Stored rows
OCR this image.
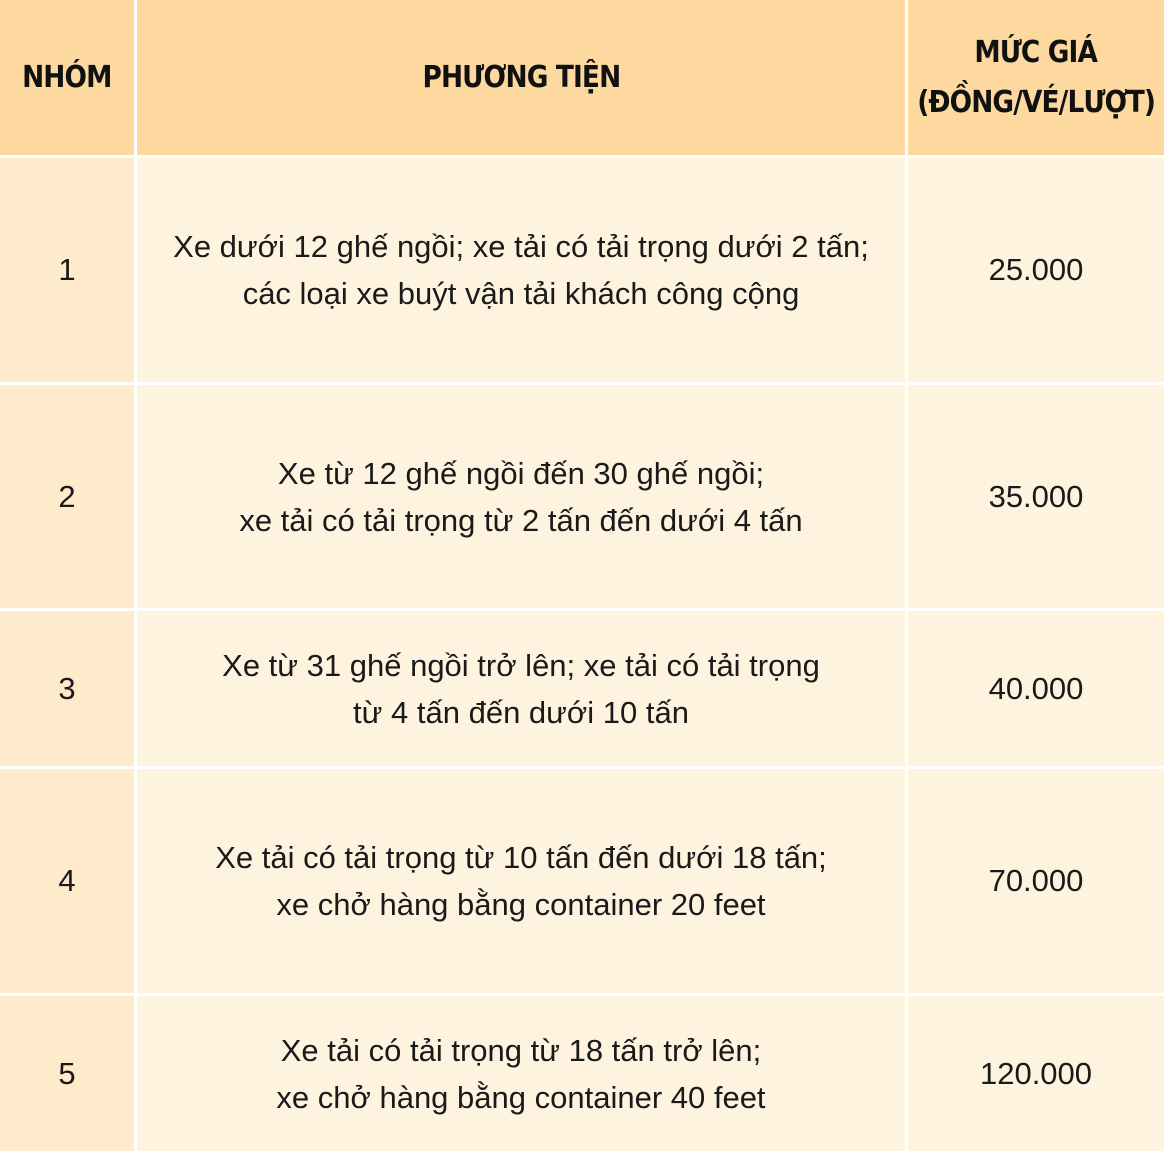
NHÓM	PHƯƠNG TIỆN
MỨC GIÁ
(ĐỒNG/VÉ/LƯỢT)
1
Xe dưới 12 ghế ngồi; xe tải có tải trọng dưới 2 tấn;
các loại xe buýt vận tải khách công cộng
25.000
2
Xe từ 12 ghế ngồi đến 30 ghế ngồi;
xe tải có tải trọng từ 2 tấn đến dưới 4 tấn
35.000
3
Xe từ 31 ghế ngồi trở lên; xe tải có tải trọng
từ 4 tấn đến dưới 10 tấn
40.000
4
Xe tải có tải trọng từ 10 tấn đến dưới 18 tấn;
xe chở hàng bằng container 20 feet
70.000
5
Xe tải có tải trọng từ 18 tấn trở lên;
xe chở hàng bằng container 40 feet
120.000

Your instructions
Within the records, how many lines include "ngồi"? The answer is the number and nothing else.

Solution for this problem
3